━━━ Data records

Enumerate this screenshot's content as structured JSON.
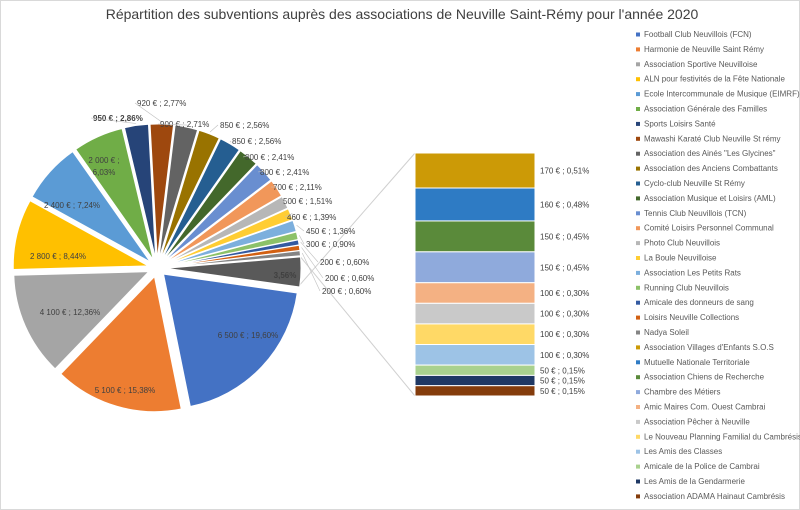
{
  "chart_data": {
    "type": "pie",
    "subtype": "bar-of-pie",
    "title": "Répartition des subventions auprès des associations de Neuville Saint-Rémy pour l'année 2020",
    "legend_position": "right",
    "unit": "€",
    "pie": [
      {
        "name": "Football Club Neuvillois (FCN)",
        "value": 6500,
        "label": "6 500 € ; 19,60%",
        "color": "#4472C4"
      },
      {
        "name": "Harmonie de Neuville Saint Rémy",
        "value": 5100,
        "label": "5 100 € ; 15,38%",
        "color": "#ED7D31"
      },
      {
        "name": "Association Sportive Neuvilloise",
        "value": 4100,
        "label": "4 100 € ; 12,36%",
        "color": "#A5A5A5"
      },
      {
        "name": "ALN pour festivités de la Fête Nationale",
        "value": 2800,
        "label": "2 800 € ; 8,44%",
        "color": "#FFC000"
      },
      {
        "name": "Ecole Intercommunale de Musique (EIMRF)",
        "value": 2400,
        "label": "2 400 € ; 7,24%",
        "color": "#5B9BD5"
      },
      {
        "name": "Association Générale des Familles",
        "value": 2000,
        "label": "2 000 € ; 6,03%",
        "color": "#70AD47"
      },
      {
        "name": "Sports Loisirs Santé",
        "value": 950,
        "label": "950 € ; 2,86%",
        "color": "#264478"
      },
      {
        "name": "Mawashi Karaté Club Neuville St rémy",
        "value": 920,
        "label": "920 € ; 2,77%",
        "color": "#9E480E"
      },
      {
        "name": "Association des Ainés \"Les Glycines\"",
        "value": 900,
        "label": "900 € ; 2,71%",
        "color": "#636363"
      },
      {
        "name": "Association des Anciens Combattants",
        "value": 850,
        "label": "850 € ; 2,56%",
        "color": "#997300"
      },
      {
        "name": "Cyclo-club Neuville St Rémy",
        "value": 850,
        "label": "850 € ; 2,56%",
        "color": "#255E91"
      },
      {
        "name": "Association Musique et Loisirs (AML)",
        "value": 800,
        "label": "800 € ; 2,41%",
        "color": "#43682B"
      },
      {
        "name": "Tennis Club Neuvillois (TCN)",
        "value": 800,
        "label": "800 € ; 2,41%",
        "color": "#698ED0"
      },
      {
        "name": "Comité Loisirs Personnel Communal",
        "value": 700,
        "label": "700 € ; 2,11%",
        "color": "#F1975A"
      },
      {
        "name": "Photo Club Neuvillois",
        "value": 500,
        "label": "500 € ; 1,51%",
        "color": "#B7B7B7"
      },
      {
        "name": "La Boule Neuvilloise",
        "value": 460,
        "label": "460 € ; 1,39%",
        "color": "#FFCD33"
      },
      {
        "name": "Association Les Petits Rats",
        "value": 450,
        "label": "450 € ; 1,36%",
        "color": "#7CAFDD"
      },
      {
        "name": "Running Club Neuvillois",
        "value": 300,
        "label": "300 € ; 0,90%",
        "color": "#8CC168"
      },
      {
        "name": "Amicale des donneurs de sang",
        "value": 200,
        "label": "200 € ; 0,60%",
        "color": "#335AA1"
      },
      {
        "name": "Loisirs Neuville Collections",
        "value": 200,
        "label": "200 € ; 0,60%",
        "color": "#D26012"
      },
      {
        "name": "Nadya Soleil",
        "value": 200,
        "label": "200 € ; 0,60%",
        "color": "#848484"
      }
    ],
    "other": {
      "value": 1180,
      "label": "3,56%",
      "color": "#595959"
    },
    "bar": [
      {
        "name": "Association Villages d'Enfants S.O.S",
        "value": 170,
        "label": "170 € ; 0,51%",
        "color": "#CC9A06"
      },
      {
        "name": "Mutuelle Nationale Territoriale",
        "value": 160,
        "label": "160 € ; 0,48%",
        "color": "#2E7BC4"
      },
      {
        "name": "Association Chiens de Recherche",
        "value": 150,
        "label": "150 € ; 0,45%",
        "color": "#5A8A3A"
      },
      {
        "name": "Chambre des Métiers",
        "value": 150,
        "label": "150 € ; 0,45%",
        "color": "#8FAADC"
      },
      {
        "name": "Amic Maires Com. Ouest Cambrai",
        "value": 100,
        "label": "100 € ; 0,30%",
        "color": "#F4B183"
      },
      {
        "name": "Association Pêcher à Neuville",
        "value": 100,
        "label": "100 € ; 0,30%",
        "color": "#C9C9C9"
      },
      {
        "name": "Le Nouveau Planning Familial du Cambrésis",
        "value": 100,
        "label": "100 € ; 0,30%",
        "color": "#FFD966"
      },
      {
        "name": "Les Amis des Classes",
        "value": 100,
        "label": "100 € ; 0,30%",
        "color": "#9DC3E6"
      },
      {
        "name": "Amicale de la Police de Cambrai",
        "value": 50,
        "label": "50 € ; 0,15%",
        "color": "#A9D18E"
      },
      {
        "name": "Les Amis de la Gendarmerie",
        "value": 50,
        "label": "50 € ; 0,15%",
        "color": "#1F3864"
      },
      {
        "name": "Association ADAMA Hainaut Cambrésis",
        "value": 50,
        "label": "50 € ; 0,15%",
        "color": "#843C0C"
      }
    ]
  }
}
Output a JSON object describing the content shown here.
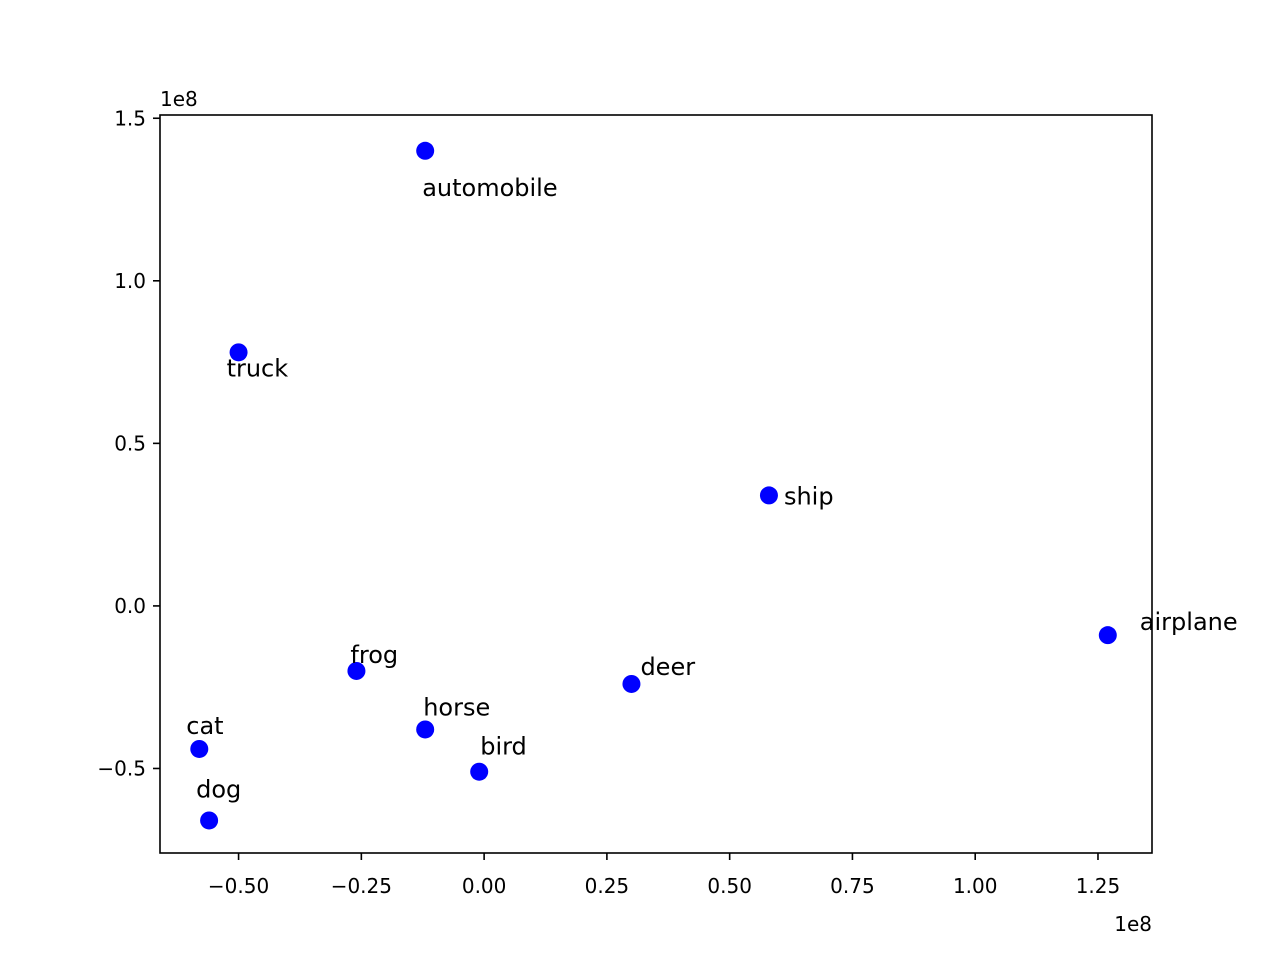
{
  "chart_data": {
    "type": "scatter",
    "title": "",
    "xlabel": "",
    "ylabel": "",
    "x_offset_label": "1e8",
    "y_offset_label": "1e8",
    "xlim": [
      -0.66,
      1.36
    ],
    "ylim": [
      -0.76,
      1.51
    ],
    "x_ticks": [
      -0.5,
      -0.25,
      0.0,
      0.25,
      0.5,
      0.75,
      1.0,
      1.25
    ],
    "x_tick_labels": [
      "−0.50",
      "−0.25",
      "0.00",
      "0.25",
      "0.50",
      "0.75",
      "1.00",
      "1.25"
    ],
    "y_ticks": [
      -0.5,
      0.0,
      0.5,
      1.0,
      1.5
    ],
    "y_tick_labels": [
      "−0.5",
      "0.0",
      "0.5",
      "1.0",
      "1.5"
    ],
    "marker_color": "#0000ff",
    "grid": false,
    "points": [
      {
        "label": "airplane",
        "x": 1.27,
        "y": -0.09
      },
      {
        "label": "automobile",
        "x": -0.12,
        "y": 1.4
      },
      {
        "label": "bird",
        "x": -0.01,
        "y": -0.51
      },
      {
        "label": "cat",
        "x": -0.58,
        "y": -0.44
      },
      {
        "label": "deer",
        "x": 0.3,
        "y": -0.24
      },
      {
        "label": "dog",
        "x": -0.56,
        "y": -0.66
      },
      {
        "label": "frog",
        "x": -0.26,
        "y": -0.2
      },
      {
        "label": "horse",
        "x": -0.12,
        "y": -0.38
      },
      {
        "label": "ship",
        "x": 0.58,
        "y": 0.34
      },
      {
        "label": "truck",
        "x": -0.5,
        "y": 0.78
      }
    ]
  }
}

━━━━━━
━━━ Data records

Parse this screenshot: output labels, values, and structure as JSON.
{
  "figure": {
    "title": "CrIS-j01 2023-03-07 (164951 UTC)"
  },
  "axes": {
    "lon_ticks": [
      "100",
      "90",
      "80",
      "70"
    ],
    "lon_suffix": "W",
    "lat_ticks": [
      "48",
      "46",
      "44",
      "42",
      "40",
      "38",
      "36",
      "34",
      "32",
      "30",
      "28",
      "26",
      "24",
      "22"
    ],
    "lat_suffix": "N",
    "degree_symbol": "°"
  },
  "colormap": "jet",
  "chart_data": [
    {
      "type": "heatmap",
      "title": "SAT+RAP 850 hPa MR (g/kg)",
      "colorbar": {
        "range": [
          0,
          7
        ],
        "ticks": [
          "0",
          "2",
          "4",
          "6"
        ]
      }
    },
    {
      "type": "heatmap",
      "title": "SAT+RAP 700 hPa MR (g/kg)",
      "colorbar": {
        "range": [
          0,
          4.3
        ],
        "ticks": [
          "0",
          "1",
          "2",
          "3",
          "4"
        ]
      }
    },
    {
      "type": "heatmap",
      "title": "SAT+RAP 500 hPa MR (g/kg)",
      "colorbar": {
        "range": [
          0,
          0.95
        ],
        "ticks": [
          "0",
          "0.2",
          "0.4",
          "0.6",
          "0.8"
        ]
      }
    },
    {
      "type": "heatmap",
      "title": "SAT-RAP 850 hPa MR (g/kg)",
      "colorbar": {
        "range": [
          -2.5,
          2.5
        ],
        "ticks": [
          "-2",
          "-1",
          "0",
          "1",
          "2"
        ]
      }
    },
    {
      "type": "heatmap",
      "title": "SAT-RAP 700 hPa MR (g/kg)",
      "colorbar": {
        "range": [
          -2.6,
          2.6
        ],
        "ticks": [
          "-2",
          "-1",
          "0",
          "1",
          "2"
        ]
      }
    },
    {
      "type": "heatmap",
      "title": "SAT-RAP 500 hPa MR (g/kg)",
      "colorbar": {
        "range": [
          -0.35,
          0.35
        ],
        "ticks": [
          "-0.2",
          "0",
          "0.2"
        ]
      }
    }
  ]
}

━━━━━━

→ The request: Where a line of the material above holds the string "JSON", copy that line.

→ Exercise output:
Enumerate this screenshot's content as structured JSON.
Output a JSON object describing the content shown here.
Parse this screenshot: output labels, values, and structure as JSON.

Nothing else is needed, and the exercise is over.